* START GIVEN RECORDS *

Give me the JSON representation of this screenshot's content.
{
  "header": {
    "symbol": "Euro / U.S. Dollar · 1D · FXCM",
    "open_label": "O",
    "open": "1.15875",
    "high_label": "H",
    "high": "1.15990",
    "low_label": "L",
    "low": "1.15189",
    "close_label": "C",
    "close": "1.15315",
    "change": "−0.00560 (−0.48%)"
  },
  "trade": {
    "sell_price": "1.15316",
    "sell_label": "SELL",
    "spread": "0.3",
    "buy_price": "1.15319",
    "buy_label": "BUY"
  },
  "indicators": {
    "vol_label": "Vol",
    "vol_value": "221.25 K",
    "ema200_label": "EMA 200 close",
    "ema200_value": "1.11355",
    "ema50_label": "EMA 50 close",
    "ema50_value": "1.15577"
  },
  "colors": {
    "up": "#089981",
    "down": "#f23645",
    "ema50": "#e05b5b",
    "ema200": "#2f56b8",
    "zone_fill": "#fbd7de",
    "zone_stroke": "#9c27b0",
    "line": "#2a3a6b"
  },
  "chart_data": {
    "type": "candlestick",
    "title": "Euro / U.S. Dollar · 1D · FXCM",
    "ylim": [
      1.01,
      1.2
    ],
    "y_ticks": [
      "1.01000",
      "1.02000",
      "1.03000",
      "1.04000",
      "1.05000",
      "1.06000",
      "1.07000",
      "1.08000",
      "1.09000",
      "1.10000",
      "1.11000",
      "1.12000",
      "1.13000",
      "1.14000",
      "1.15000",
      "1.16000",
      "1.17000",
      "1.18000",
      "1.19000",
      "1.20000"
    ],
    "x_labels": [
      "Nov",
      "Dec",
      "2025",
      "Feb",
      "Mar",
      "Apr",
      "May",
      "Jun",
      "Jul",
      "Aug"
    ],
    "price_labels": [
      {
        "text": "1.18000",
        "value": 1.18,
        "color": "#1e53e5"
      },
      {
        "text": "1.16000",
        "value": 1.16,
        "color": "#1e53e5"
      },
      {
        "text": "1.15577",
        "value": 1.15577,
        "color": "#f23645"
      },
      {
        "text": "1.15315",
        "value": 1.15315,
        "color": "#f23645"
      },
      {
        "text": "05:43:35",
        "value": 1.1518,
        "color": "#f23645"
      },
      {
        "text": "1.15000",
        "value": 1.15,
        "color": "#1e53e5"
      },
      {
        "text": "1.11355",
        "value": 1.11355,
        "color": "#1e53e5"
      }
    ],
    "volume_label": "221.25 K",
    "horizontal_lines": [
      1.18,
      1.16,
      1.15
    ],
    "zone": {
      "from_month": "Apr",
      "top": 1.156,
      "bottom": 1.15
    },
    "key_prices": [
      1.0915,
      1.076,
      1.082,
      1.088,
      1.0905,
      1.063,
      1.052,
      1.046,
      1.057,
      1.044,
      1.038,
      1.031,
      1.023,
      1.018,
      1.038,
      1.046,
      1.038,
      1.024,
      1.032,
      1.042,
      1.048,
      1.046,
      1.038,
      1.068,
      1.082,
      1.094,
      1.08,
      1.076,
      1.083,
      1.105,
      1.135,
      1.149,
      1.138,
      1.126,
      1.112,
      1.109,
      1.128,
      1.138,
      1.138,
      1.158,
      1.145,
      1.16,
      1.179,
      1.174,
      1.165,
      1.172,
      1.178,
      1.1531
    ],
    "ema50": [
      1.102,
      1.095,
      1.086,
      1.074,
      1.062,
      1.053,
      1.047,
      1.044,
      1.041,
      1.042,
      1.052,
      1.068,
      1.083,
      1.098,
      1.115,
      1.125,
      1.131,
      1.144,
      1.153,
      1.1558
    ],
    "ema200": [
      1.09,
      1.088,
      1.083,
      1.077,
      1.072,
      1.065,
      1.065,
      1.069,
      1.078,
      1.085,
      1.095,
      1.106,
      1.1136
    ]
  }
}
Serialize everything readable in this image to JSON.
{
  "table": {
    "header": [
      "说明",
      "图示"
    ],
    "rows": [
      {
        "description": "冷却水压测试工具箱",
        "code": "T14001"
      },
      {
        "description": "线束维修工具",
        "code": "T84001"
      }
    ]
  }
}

* END GIVEN RECORDS *

**THE TASK:**
Reproduce each line of the material above precisely.

**COMPLETE OUTPUT:**
Give me the JSON representation of this screenshot's content.
{
  "header": {
    "symbol": "Euro / U.S. Dollar · 1D · FXCM",
    "open_label": "O",
    "open": "1.15875",
    "high_label": "H",
    "high": "1.15990",
    "low_label": "L",
    "low": "1.15189",
    "close_label": "C",
    "close": "1.15315",
    "change": "−0.00560 (−0.48%)"
  },
  "trade": {
    "sell_price": "1.15316",
    "sell_label": "SELL",
    "spread": "0.3",
    "buy_price": "1.15319",
    "buy_label": "BUY"
  },
  "indicators": {
    "vol_label": "Vol",
    "vol_value": "221.25 K",
    "ema200_label": "EMA 200 close",
    "ema200_value": "1.11355",
    "ema50_label": "EMA 50 close",
    "ema50_value": "1.15577"
  },
  "colors": {
    "up": "#089981",
    "down": "#f23645",
    "ema50": "#e05b5b",
    "ema200": "#2f56b8",
    "zone_fill": "#fbd7de",
    "zone_stroke": "#9c27b0",
    "line": "#2a3a6b"
  },
  "chart_data": {
    "type": "candlestick",
    "title": "Euro / U.S. Dollar · 1D · FXCM",
    "ylim": [
      1.01,
      1.2
    ],
    "y_ticks": [
      "1.01000",
      "1.02000",
      "1.03000",
      "1.04000",
      "1.05000",
      "1.06000",
      "1.07000",
      "1.08000",
      "1.09000",
      "1.10000",
      "1.11000",
      "1.12000",
      "1.13000",
      "1.14000",
      "1.15000",
      "1.16000",
      "1.17000",
      "1.18000",
      "1.19000",
      "1.20000"
    ],
    "x_labels": [
      "Nov",
      "Dec",
      "2025",
      "Feb",
      "Mar",
      "Apr",
      "May",
      "Jun",
      "Jul",
      "Aug"
    ],
    "price_labels": [
      {
        "text": "1.18000",
        "value": 1.18,
        "color": "#1e53e5"
      },
      {
        "text": "1.16000",
        "value": 1.16,
        "color": "#1e53e5"
      },
      {
        "text": "1.15577",
        "value": 1.15577,
        "color": "#f23645"
      },
      {
        "text": "1.15315",
        "value": 1.15315,
        "color": "#f23645"
      },
      {
        "text": "05:43:35",
        "value": 1.1518,
        "color": "#f23645"
      },
      {
        "text": "1.15000",
        "value": 1.15,
        "color": "#1e53e5"
      },
      {
        "text": "1.11355",
        "value": 1.11355,
        "color": "#1e53e5"
      }
    ],
    "volume_label": "221.25 K",
    "horizontal_lines": [
      1.18,
      1.16,
      1.15
    ],
    "zone": {
      "from_month": "Apr",
      "top": 1.156,
      "bottom": 1.15
    },
    "key_prices": [
      1.0915,
      1.076,
      1.082,
      1.088,
      1.0905,
      1.063,
      1.052,
      1.046,
      1.057,
      1.044,
      1.038,
      1.031,
      1.023,
      1.018,
      1.038,
      1.046,
      1.038,
      1.024,
      1.032,
      1.042,
      1.048,
      1.046,
      1.038,
      1.068,
      1.082,
      1.094,
      1.08,
      1.076,
      1.083,
      1.105,
      1.135,
      1.149,
      1.138,
      1.126,
      1.112,
      1.109,
      1.128,
      1.138,
      1.138,
      1.158,
      1.145,
      1.16,
      1.179,
      1.174,
      1.165,
      1.172,
      1.178,
      1.1531
    ],
    "ema50": [
      1.102,
      1.095,
      1.086,
      1.074,
      1.062,
      1.053,
      1.047,
      1.044,
      1.041,
      1.042,
      1.052,
      1.068,
      1.083,
      1.098,
      1.115,
      1.125,
      1.131,
      1.144,
      1.153,
      1.1558
    ],
    "ema200": [
      1.09,
      1.088,
      1.083,
      1.077,
      1.072,
      1.065,
      1.065,
      1.069,
      1.078,
      1.085,
      1.095,
      1.106,
      1.1136
    ]
  }
}
Serialize everything readable in this image to JSON.
{
  "table": {
    "header": [
      "说明",
      "图示"
    ],
    "rows": [
      {
        "description": "冷却水压测试工具箱",
        "code": "T14001"
      },
      {
        "description": "线束维修工具",
        "code": "T84001"
      }
    ]
  }
}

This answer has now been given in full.